Request 1: Can you swap "1st" for "first" and give the spoiler review again from "# eBay V6 addon" up to and including "for $139 shipped."?
Request 2:
In the spoiler review:
(a) What did the eBay spoiler cost, shipped?
(b) How long did it take to arrive in NorCal?
(c) What model year was the buddy's TT on which it fit with no gaps?
Request 3: Can you continue the spoiler review from its last sentence?

# eBay V6 addon spoiler review



## fabric8 (Jul 4, 2000)

Just wanted to share my experience with the ebay V6 addon spoiler for the Mk1 TT.

I've always liked the look of the V6 spoiler on the TT's ever since they came out. So when I decided to buy an MK1 TT 225 last year, I knew this would be one of my 1st mods. The telson spoilers look nice, but I didn't want to spend that much ($329 + shipping) on one. So I took a chance and bought this ebay spoiler  for $139 shipped.

Unboxing:
It's a fiberglass spoiler that appears to be gel coated and comes primed. It was very well packed with tons of bubble wrap. Despite coming from HongKong or China, it arrived in less than 1 week to NorCal. 














































Fitment:
The fitment was interesting. On my 2005 TT, there were some gaps between the addon spoiler and my OEM spoiler. Yet on my buddies 2002 TT, there were no gaps and it was as close to a perfect fit as you could get. That tells me even the OEM spoilers are not perfect!!! Upon close inspection, I noticed the the left spoiler tip had a very minor crack, but I wasn't worried. Furthermore, it came with a disclaimer stating some body work may be needed, as is the case with most aftermarket body kits anyway.





































In any case, I decided since I had to repair the minor chip, I may as well build up the tips so they lined up with the OEM spoiler, and sit close to flush with the trunks edge.

Bounding box annotations:

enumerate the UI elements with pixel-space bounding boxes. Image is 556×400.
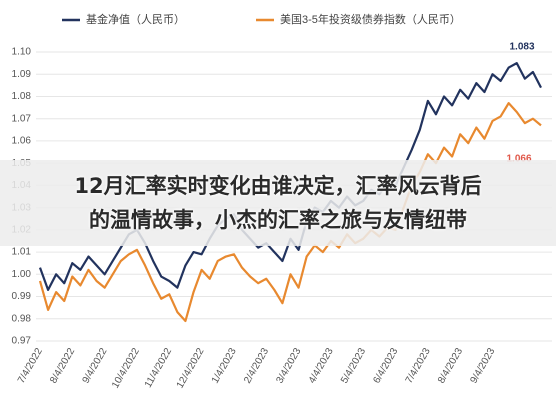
x-tick-label: 6/4/2023: [371, 346, 400, 386]
y-tick-label: 0.97: [12, 336, 32, 347]
x-tick-label: 7/4/2022: [16, 346, 45, 386]
y-tick-label: 1.10: [12, 47, 32, 58]
x-tick-label: 7/4/2023: [404, 346, 433, 386]
y-tick-label: 0.98: [12, 313, 32, 324]
x-tick-label: 9/4/2022: [81, 346, 110, 386]
title-line: 的温情故事，小杰的汇率之旅与友情纽带: [89, 208, 467, 232]
y-tick-label: 1.01: [12, 247, 32, 258]
x-tick-label: 11/4/2022: [143, 346, 175, 390]
series-line: [38, 102, 542, 323]
annotation: 1.066: [506, 154, 531, 165]
y-tick-label: 1.07: [12, 113, 32, 124]
legend-label: 基金净值（人民币）: [86, 12, 185, 26]
x-tick-label: 8/4/2022: [48, 346, 77, 386]
y-tick-label: 1.00: [12, 269, 32, 280]
annotation: 1.083: [509, 42, 534, 53]
x-tick-label: 10/4/2022: [110, 346, 142, 390]
y-tick-label: 1.08: [12, 91, 32, 102]
title-banner: 12月汇率实时变化由谁决定，汇率风云背后 的温情故事，小杰的汇率之旅与友情纽带: [0, 160, 556, 246]
x-tick-label: 2/4/2023: [242, 346, 271, 386]
y-tick-label: 0.99: [12, 291, 32, 302]
x-tick-label: 1/4/2023: [210, 346, 239, 386]
y-tick-label: 1.09: [12, 69, 32, 80]
x-tick-label: 4/4/2023: [307, 346, 336, 386]
x-tick-label: 9/4/2023: [468, 346, 497, 386]
title-line: 12月汇率实时变化由谁决定，汇率风云背后: [74, 174, 482, 198]
x-tick-label: 5/4/2023: [339, 346, 368, 386]
legend-label: 美国3-5年投资级债券指数（人民币）: [280, 12, 461, 26]
y-tick-label: 1.06: [12, 136, 32, 147]
x-tick-label: 3/4/2023: [274, 346, 303, 386]
x-tick-label: 12/4/2022: [175, 346, 207, 390]
x-tick-label: 8/4/2023: [436, 346, 465, 386]
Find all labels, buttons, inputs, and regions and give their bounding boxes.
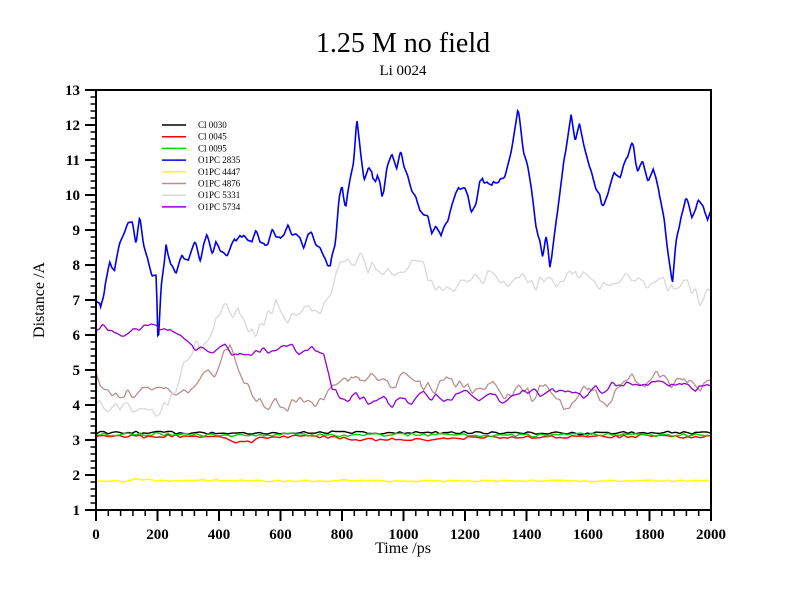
- x-tick-label: 1400: [512, 527, 542, 543]
- series-line-o1pc-2835: [97, 108, 710, 338]
- x-tick-label: 400: [208, 527, 231, 543]
- chart-title: 1.25 M no field: [316, 28, 490, 59]
- y-tick-label: 13: [65, 83, 80, 99]
- y-tick-label: 7: [73, 293, 81, 309]
- series-line-o1pc-4876: [97, 343, 710, 412]
- y-axis-label: Distance /A: [31, 262, 48, 338]
- y-tick-label: 11: [66, 153, 80, 169]
- y-tick-label: 8: [73, 258, 81, 274]
- legend-entry-label: O1PC 2835: [198, 155, 241, 165]
- legend-entry-label: Cl 0095: [198, 143, 227, 153]
- y-tick-label: 1: [73, 503, 81, 519]
- series-line-cl-0045: [97, 433, 710, 444]
- x-tick-label: 1000: [389, 527, 419, 543]
- x-tick-label: 800: [331, 527, 354, 543]
- x-tick-label: 0: [92, 527, 100, 543]
- x-tick-label: 200: [146, 527, 169, 543]
- series-line-o1pc-5331: [97, 252, 710, 417]
- series-line-o1pc-5734: [97, 323, 710, 409]
- legend-entry-label: O1PC 5331: [198, 190, 240, 200]
- y-tick-label: 3: [73, 433, 81, 449]
- x-tick-label: 1600: [573, 527, 603, 543]
- series-line-cl-0095: [97, 431, 710, 438]
- x-tick-label: 1200: [450, 527, 480, 543]
- x-tick-label: 1800: [635, 527, 665, 543]
- x-tick-label: 2000: [696, 527, 726, 543]
- legend-entry-label: Cl 0030: [198, 120, 227, 130]
- chart-subtitle: Li 0024: [379, 63, 427, 79]
- plot-frame: [95, 89, 712, 511]
- x-tick-label: 600: [269, 527, 292, 543]
- legend-entry-label: O1PC 4876: [198, 179, 241, 189]
- y-tick-label: 4: [73, 398, 81, 414]
- series-line-o1pc-4447: [97, 477, 710, 483]
- y-tick-label: 12: [65, 118, 80, 134]
- legend-entry-label: O1PC 4447: [198, 167, 241, 177]
- y-tick-label: 6: [73, 328, 81, 344]
- y-tick-label: 2: [73, 468, 81, 484]
- y-tick-label: 5: [73, 363, 81, 379]
- y-tick-label: 10: [65, 188, 80, 204]
- legend-entry-label: O1PC 5734: [198, 202, 241, 212]
- x-axis-label: Time /ps: [375, 540, 431, 557]
- legend-entry-label: Cl 0045: [198, 132, 227, 142]
- y-tick-label: 9: [73, 223, 81, 239]
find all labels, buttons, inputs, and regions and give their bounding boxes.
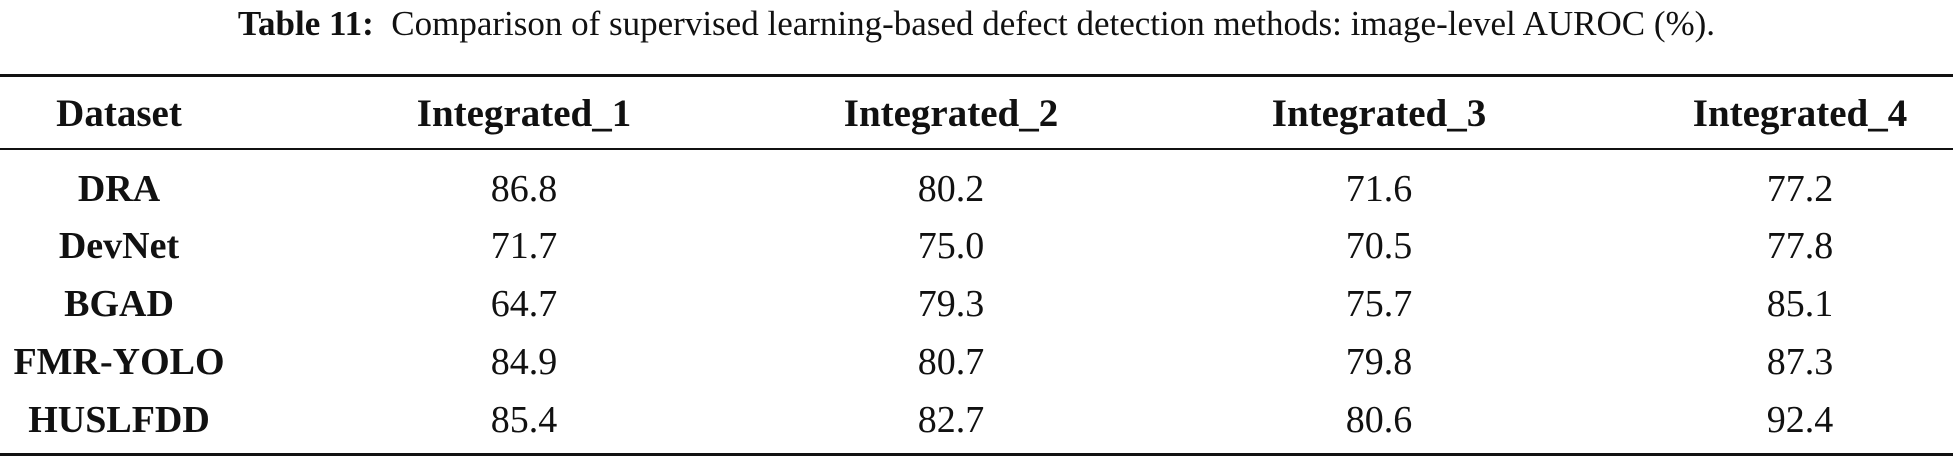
header-cell: Integrated_4 <box>1692 92 1908 135</box>
row-label: FMR-YOLO <box>13 341 225 383</box>
table-cell: 85.4 <box>490 399 558 441</box>
header-cell: Dataset <box>56 92 182 135</box>
header-cell: Integrated_2 <box>843 92 1059 135</box>
table-cell: 80.2 <box>917 168 985 210</box>
table-cell: 92.4 <box>1766 399 1834 441</box>
table-cell: 82.7 <box>917 399 985 441</box>
bottom-rule <box>0 453 1953 456</box>
header-cell: Integrated_1 <box>416 92 632 135</box>
row-label: DevNet <box>58 225 180 267</box>
table-cell: 86.8 <box>490 168 558 210</box>
table-caption: Table 11: Comparison of supervised learn… <box>0 2 1953 46</box>
table-cell: 70.5 <box>1345 225 1413 267</box>
table-cell: 79.3 <box>917 283 985 325</box>
table-cell: 87.3 <box>1766 341 1834 383</box>
row-label: HUSLFDD <box>28 399 210 441</box>
table-cell: 64.7 <box>490 283 558 325</box>
table-cell: 77.2 <box>1766 168 1834 210</box>
table-cell: 75.0 <box>917 225 985 267</box>
table-cell: 71.7 <box>490 225 558 267</box>
table-cell: 85.1 <box>1766 283 1834 325</box>
table-cell: 80.7 <box>917 341 985 383</box>
top-rule <box>0 74 1953 77</box>
caption-label: Table 11: <box>237 4 374 43</box>
table-cell: 80.6 <box>1345 399 1413 441</box>
header-rule <box>0 148 1953 150</box>
table-cell: 71.6 <box>1345 168 1413 210</box>
row-label: BGAD <box>64 283 174 325</box>
table-cell: 79.8 <box>1345 341 1413 383</box>
caption-text: Comparison of supervised learning-based … <box>391 4 1716 43</box>
table-cell: 84.9 <box>490 341 558 383</box>
table-cell: 77.8 <box>1766 225 1834 267</box>
header-cell: Integrated_3 <box>1271 92 1487 135</box>
row-label: DRA <box>77 168 161 210</box>
table-cell: 75.7 <box>1345 283 1413 325</box>
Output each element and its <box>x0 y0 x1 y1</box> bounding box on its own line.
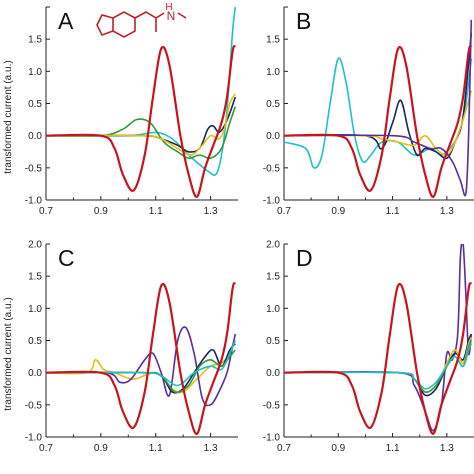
y-tick-label: 2.0 <box>28 240 42 251</box>
y-tick-label: 1.0 <box>266 304 280 315</box>
y-tick-label: -0.5 <box>263 163 281 174</box>
molecule-side-chain <box>134 11 157 32</box>
y-tick-label: 0.0 <box>28 131 42 142</box>
y-tick-label: 0.5 <box>28 336 42 347</box>
x-tick-label: 0.9 <box>331 206 345 217</box>
series-line-yellow <box>46 93 236 156</box>
panel-label: B <box>296 8 311 34</box>
panel-label: D <box>296 245 313 271</box>
panel-label: C <box>58 245 75 271</box>
y-tick-label: 1.0 <box>28 67 42 78</box>
series-line-navy <box>284 32 473 160</box>
x-tick-label: 1.1 <box>149 443 163 454</box>
x-tick-label: 0.9 <box>331 443 345 454</box>
y-axis-label-bottom: transformed current (a.u.) <box>3 297 14 410</box>
series-line-red <box>284 281 473 435</box>
series-line-yellow <box>284 90 473 156</box>
x-tick-label: 1.3 <box>440 443 454 454</box>
y-tick-label: -0.5 <box>25 400 43 411</box>
y-tick-label: 0.5 <box>28 99 42 110</box>
y-tick-label: 1.5 <box>266 272 280 283</box>
y-tick-label: 1.5 <box>266 35 280 46</box>
panel-d: -1.0 -0.5 0.0 0.5 1.0 1.5 2.0 0.7 0.9 1.1 1.3 D <box>263 240 474 454</box>
y-tick-label: 1.0 <box>266 67 280 78</box>
series-line-cyan <box>284 57 473 169</box>
series-line-cyan <box>46 7 237 176</box>
y-tick-label: -1.0 <box>25 196 43 207</box>
x-tick-label: 1.1 <box>149 206 163 217</box>
y-tick-label: -0.5 <box>25 163 43 174</box>
x-tick-label: 1.3 <box>204 443 218 454</box>
y-tick-label: -1.0 <box>263 196 281 207</box>
y-axis-label-top: transformed current (a.u.) <box>3 60 14 173</box>
series-group <box>46 281 237 435</box>
x-tick-label: 0.7 <box>277 443 291 454</box>
series-line-navy <box>46 96 237 153</box>
series-line-red <box>284 44 473 198</box>
molecule-nitrogen-symbol: N <box>167 9 176 23</box>
x-tick-label: 0.7 <box>39 206 53 217</box>
y-tick-label: 2.0 <box>266 240 280 251</box>
y-tick-label: 0.5 <box>266 99 280 110</box>
x-tick-label: 0.7 <box>39 443 53 454</box>
x-tick-label: 1.3 <box>204 206 218 217</box>
panel-a: -1.0 -0.5 0.0 0.5 1.0 1.5 0.7 0.9 1.1 1.3 A <box>25 6 238 217</box>
series-line-red <box>46 44 237 198</box>
x-tick-label: 1.1 <box>386 206 400 217</box>
panel-b: -1.0 -0.5 0.0 0.5 1.0 1.5 0.7 0.9 1.1 1.3 B <box>263 6 474 217</box>
molecule-structure: H N <box>96 2 187 38</box>
panel-c: -1.0 -0.5 0.0 0.5 1.0 1.5 2.0 0.7 0.9 1.1 1.3 C <box>25 240 238 454</box>
series-group <box>46 7 237 198</box>
x-tick-label: 0.7 <box>277 206 291 217</box>
molecule-amine-bond <box>155 12 165 19</box>
molecule-benzene-ring <box>112 11 136 38</box>
y-tick-label: 1.5 <box>28 272 42 283</box>
panels-group: -1.0 -0.5 0.0 0.5 1.0 1.5 0.7 0.9 1.1 1.3 A -1.0 -0.… <box>25 6 474 454</box>
y-tick-label: 0.5 <box>266 336 280 347</box>
series-line-red <box>46 281 237 435</box>
series-group <box>284 19 473 198</box>
y-tick-label: -0.5 <box>263 400 281 411</box>
series-line-purple <box>284 244 473 432</box>
series-line-purple <box>46 326 237 407</box>
y-tick-label: -1.0 <box>25 433 43 444</box>
y-tick-label: -1.0 <box>263 433 281 444</box>
molecule-dioxole-ring <box>96 14 114 36</box>
y-tick-label: 1.0 <box>28 304 42 315</box>
y-tick-label: 0.0 <box>266 368 280 379</box>
y-tick-label: 0.0 <box>266 131 280 142</box>
x-tick-label: 0.9 <box>94 443 108 454</box>
molecule-nitrogen-label: H <box>165 2 172 13</box>
y-tick-label: 0.0 <box>28 368 42 379</box>
x-tick-label: 1.3 <box>440 206 454 217</box>
series-line-green <box>46 106 237 160</box>
series-line-cyan <box>284 343 473 390</box>
series-line-cyan <box>46 340 237 387</box>
molecule-methyl-bond <box>177 12 187 19</box>
panel-label: A <box>58 8 74 34</box>
x-tick-label: 0.9 <box>94 206 108 217</box>
x-tick-label: 1.1 <box>386 443 400 454</box>
y-tick-label: 1.5 <box>28 35 42 46</box>
series-group <box>284 244 473 435</box>
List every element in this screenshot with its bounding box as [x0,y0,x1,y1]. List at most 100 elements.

Response 1:
# eBay V6 addon spoiler review



## fabric8 (Jul 4, 2000)

Just wanted to share my experience with the ebay V6 addon spoiler for the Mk1 TT.

I've always liked the look of the V6 spoiler on the TT's ever since they came out. So when I decided to buy an MK1 TT 225 last year, I knew this would be one of my first mods. The telson spoilers look nice, but I didn't want to spend that much ($329 + shipping) on one. So I took a chance and bought this ebay spoiler  for $139 shipped.

Response 2:
(a) $139
(b) Less than 1 week
(c) 2002

Response 3:
Bodywork:

Oh yeah, I decided to do all the work myself since I was quoted $300 by my regular body shop for finishing and painting the spoiler. I couldn't justify that either considering the price I paid for it, and I'm always up for a challenge anyway. I've never done any real body work before - not even bondo, but I've spray painted stuff and worked with epoxy and fiberglass from a RC hobby perspective.

I started by cutting up some strips of fiberglass cloth I had from my RC hobby supplies. I used 5 minute epoxy together with the fiberglass strips and applied several layers to build up the edges. It took about 5 applications, sanding and shaping in between each one. When I was happy with the fitment I applied 3M Professional Glazing and Spot Putty, which comes in a tube with a hardener you mix together with the putty. It sanded easily and worked really well to get a nice smooth finish. Finally I applied 3M Glazing Spot Putty to all the small pinholes etc. The difference with this one is that it doesn't have the hardener and isn't meant for larger ares. You really need both products to achieve the best results.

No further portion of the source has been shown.